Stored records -
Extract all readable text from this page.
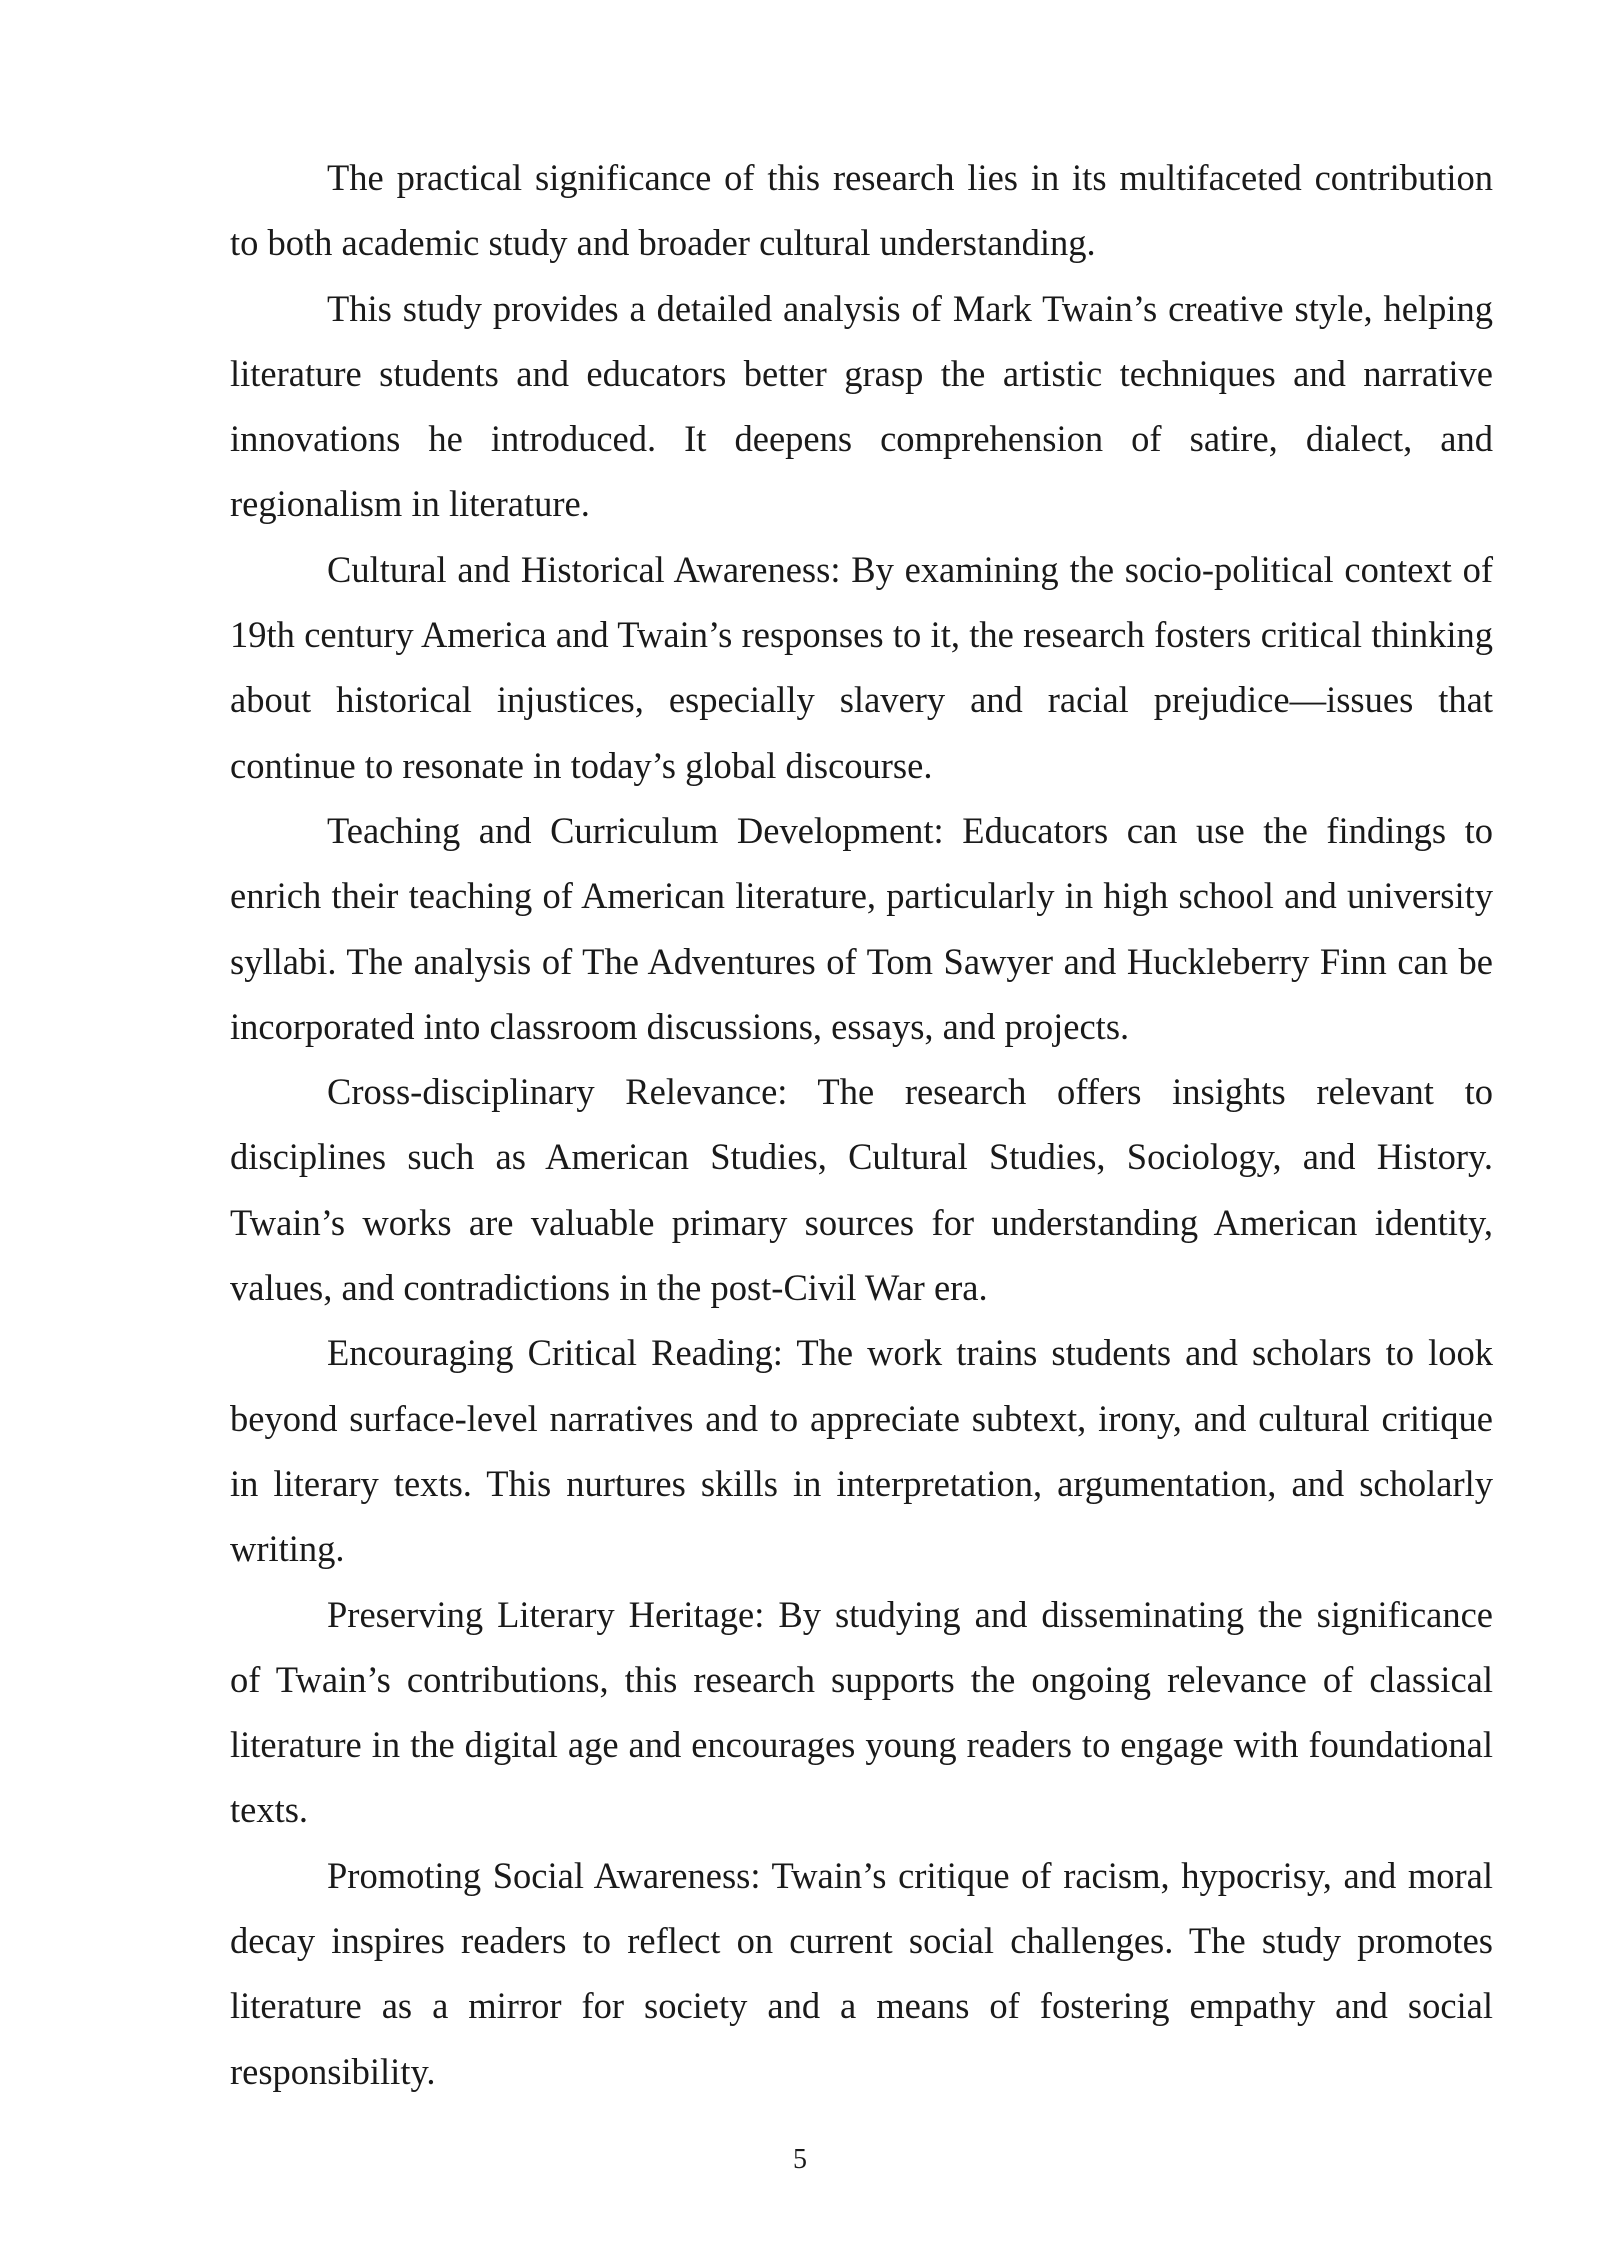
The practical significance of this research lies in its multifaceted contribution to both academic study and broader cultural understanding.

This study provides a detailed analysis of Mark Twain’s creative style, helping literature students and educators better grasp the artistic techniques and narrative innovations he introduced. It deepens comprehension of satire, dialect, and regionalism in literature.

Cultural and Historical Awareness: By examining the socio-political context of 19th century America and Twain’s responses to it, the research fosters critical thinking about historical injustices, especially slavery and racial prejudice—issues that continue to resonate in today’s global discourse.

Teaching and Curriculum Development: Educators can use the findings to enrich their teaching of American literature, particularly in high school and university syllabi. The analysis of The Adventures of Tom Sawyer and Huckleberry Finn can be incorporated into classroom discussions, essays, and projects.

Cross-disciplinary Relevance: The research offers insights relevant to disciplines such as American Studies, Cultural Studies, Sociology, and History. Twain’s works are valuable primary sources for understanding American identity, values, and contradictions in the post-Civil War era.

Encouraging Critical Reading: The work trains students and scholars to look beyond surface-level narratives and to appreciate subtext, irony, and cultural critique in literary texts. This nurtures skills in interpretation, argumentation, and scholarly writing.

Preserving Literary Heritage: By studying and disseminating the significance of Twain’s contributions, this research supports the ongoing relevance of classical literature in the digital age and encourages young readers to engage with foundational texts.

Promoting Social Awareness: Twain’s critique of racism, hypocrisy, and moral decay inspires readers to reflect on current social challenges. The study promotes literature as a mirror for society and a means of fostering empathy and social responsibility.

5
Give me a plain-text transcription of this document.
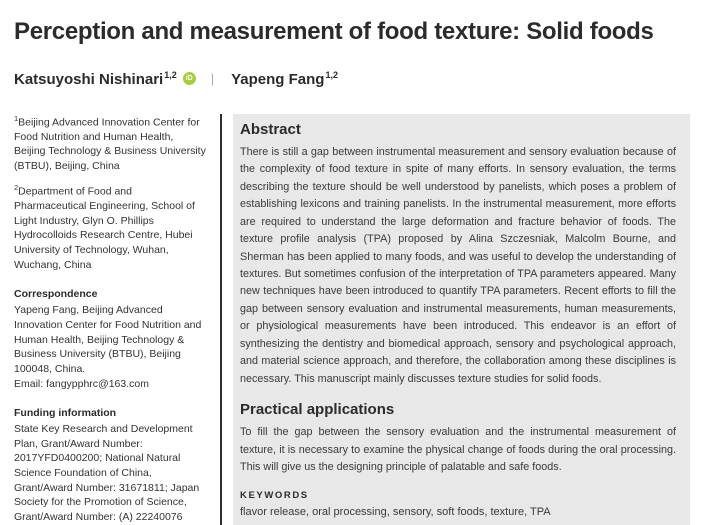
Perception and measurement of food texture: Solid foods
Katsuyoshi Nishinari$^{1,2}$	iD | Yapeng Fang$^{1,2}$

$^1$Beijing Advanced Innovation Center for Food Nutrition and Human Health, Beijing Technology & Business University (BTBU), Beijing, China

$^2$Department of Food and Pharmaceutical Engineering, School of Light Industry, Glyn O. Phillips Hydrocolloids Research Centre, Hubei University of Technology, Wuhan, Wuchang, China

Correspondence

Yapeng Fang, Beijing Advanced Innovation Center for Food Nutrition and Human Health, Beijing Technology & Business University (BTBU), Beijing 100048, China.
Email: fangypphrc@163.com

Funding information

State Key Research and Development Plan, Grant/Award Number: 2017YFD0400200; National Natural Science Foundation of China, Grant/Award Number: 31671811; Japan Society for the Promotion of Science, Grant/Award Number: (A) 22240076

Abstract

There is still a gap between instrumental measurement and sensory evaluation because of the complexity of food texture in spite of many efforts. In sensory evaluation, the terms describing the texture should be well understood by panelists, which poses a problem of establishing lexicons and training panelists. In the instrumental measurement, more efforts are required to understand the large deformation and fracture behavior of foods. The texture profile analysis (TPA) proposed by Alina Szczesniak, Malcolm Bourne, and Sherman has been applied to many foods, and was useful to develop the understanding of textures. But sometimes confusion of the interpretation of TPA parameters appeared. Many new techniques have been introduced to quantify TPA parameters. Recent efforts to fill the gap between sensory evaluation and instrumental measurements, human measurements, or physiological measurements have been introduced. This endeavor is an effort of synthesizing the dentistry and biomedical approach, sensory and psychological approach, and material science approach, and therefore, the collaboration among these disciplines is necessary. This manuscript mainly discusses texture studies for solid foods.

Practical applications

To fill the gap between the sensory evaluation and the instrumental measurement of texture, it is necessary to examine the physical change of foods during the oral processing. This will give us the designing principle of palatable and safe foods.

KEYWORDS

flavor release, oral processing, sensory, soft foods, texture, TPA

WHAT TO WORK ON -
Above are the records. Copy every line in them holding "Advanced".

REPLY -
$^1$Beijing Advanced Innovation Center for Food Nutrition and Human Health, Beijing Technology & Business University (BTBU), Beijing, China
Yapeng Fang, Beijing Advanced Innovation Center for Food Nutrition and Human Health, Beijing Technology & Business University (BTBU), Beijing 100048, China.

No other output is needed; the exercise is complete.